-- START OF RECORDS SHOWN --
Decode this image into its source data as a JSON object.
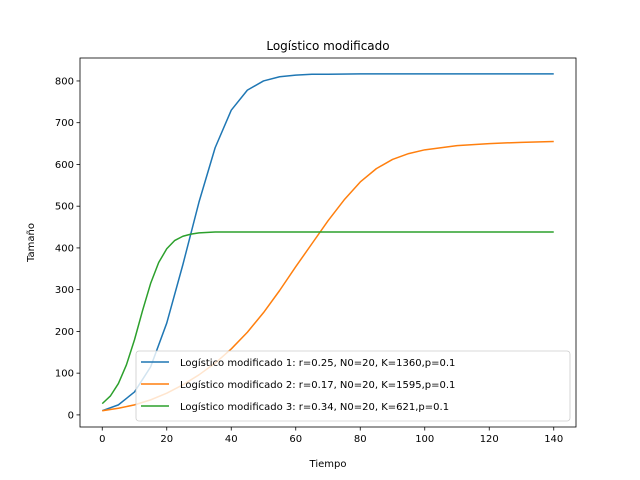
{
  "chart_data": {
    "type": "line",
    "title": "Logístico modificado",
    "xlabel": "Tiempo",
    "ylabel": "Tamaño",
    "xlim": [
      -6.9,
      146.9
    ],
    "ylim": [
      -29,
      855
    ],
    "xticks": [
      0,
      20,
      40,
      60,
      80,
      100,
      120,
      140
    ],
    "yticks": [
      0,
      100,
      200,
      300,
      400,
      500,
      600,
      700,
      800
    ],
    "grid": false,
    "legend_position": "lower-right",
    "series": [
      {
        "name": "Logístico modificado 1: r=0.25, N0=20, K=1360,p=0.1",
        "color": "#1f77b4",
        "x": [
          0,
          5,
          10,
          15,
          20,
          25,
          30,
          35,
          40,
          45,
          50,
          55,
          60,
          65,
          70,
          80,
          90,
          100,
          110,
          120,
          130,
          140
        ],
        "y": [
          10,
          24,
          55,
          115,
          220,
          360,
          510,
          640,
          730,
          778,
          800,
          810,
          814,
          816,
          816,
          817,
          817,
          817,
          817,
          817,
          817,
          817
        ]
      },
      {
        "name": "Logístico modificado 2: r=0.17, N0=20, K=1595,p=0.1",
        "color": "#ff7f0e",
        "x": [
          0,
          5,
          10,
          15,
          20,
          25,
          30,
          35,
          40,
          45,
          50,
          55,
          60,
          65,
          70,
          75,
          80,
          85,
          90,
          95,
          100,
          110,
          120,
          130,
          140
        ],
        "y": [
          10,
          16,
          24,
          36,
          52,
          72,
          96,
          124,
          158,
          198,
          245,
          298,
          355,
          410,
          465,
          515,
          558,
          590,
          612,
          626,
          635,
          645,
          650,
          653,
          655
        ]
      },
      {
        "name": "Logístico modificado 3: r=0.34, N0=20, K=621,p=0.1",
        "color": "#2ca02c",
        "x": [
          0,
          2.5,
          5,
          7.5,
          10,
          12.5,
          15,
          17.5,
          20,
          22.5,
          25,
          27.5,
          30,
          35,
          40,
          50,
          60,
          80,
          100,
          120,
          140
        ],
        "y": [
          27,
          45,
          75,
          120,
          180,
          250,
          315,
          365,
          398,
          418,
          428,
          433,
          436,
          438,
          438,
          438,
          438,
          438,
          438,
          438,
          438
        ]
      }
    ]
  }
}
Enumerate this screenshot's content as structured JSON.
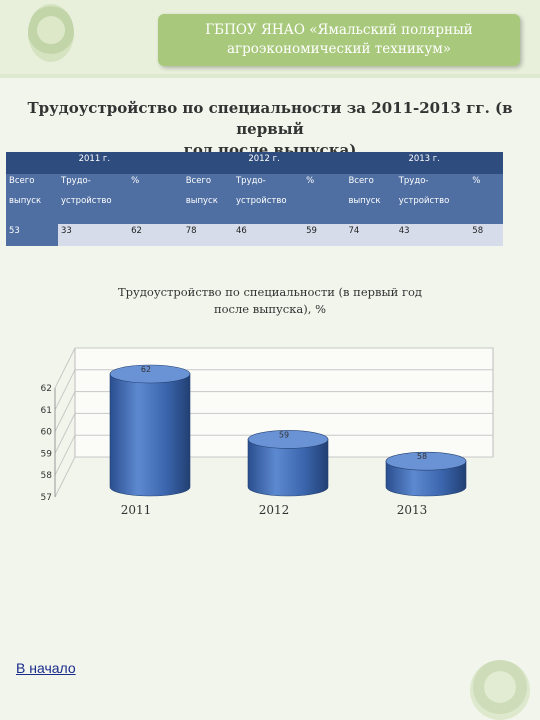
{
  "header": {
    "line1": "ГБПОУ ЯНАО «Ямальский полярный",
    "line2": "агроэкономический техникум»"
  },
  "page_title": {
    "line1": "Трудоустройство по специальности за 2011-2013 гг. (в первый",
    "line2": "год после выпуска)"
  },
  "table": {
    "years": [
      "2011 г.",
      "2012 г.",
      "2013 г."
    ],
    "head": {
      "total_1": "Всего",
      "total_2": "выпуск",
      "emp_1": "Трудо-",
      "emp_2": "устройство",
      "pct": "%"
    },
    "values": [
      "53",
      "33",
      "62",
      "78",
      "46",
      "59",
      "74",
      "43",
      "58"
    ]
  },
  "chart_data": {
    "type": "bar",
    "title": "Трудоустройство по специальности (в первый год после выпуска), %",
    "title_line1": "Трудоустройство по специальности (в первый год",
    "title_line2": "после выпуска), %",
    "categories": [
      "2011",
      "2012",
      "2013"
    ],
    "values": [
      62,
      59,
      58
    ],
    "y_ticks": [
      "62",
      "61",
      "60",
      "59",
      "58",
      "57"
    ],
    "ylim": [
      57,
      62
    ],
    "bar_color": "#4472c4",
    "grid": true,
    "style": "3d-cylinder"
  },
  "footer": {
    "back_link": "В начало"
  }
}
-- END OF RECORDS SHOWN --
-- START OF RECORDS SHOWN --
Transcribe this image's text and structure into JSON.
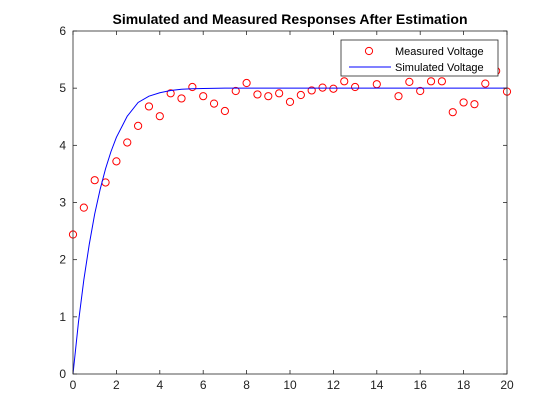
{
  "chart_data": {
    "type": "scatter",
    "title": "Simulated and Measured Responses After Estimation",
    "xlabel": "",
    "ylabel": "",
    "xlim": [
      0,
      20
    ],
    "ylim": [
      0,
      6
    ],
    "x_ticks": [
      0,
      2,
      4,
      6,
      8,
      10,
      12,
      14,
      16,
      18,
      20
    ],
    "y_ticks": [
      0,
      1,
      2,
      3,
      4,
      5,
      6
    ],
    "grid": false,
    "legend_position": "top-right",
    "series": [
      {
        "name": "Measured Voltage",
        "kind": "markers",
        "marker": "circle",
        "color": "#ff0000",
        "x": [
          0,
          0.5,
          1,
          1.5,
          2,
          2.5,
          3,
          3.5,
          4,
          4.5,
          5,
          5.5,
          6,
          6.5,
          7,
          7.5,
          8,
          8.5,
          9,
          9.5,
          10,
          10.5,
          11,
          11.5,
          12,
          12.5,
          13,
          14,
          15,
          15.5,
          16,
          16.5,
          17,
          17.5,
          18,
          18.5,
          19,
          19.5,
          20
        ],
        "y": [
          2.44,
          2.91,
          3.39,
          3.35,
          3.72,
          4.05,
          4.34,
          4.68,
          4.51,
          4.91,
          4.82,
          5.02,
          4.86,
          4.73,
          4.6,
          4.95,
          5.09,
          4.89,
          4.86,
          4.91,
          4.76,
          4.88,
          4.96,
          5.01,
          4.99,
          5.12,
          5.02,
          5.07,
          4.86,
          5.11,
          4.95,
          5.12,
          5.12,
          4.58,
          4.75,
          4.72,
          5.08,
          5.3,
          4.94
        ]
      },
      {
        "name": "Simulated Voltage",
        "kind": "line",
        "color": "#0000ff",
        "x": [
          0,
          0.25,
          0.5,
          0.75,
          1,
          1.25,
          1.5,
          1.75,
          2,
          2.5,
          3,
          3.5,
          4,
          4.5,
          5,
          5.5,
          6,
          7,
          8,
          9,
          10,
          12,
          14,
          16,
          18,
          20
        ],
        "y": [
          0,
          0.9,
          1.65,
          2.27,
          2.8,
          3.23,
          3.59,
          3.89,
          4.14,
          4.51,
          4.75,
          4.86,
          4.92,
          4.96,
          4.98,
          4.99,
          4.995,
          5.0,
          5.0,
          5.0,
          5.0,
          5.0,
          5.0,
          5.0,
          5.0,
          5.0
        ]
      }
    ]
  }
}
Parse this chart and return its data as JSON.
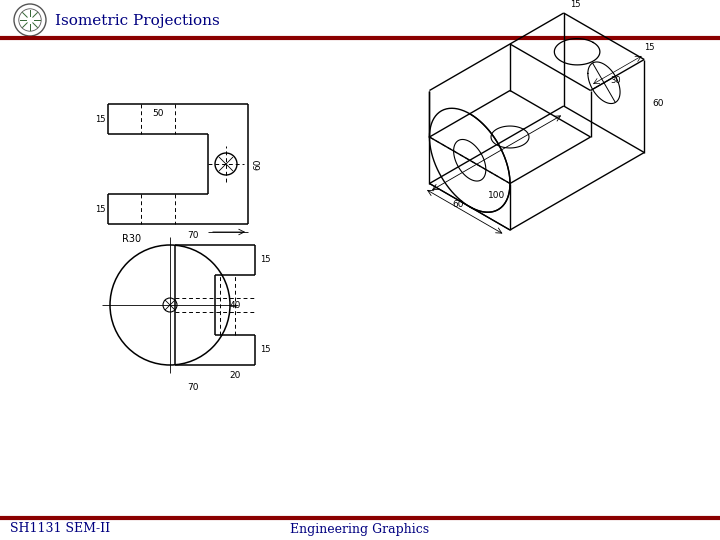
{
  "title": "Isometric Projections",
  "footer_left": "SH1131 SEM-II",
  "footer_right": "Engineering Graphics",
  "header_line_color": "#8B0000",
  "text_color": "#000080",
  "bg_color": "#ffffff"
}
-- END OF RECORDS SHOWN --
(YOUR GOAL): Search the entries for "JSON" and copy out each line that has it.

(OUTPUT):
Decode this image into its source data as a JSON object.
Enumerate this screenshot's content as structured JSON.
Transcribe this image's text and structure into JSON.
Parse this chart and return its data as JSON.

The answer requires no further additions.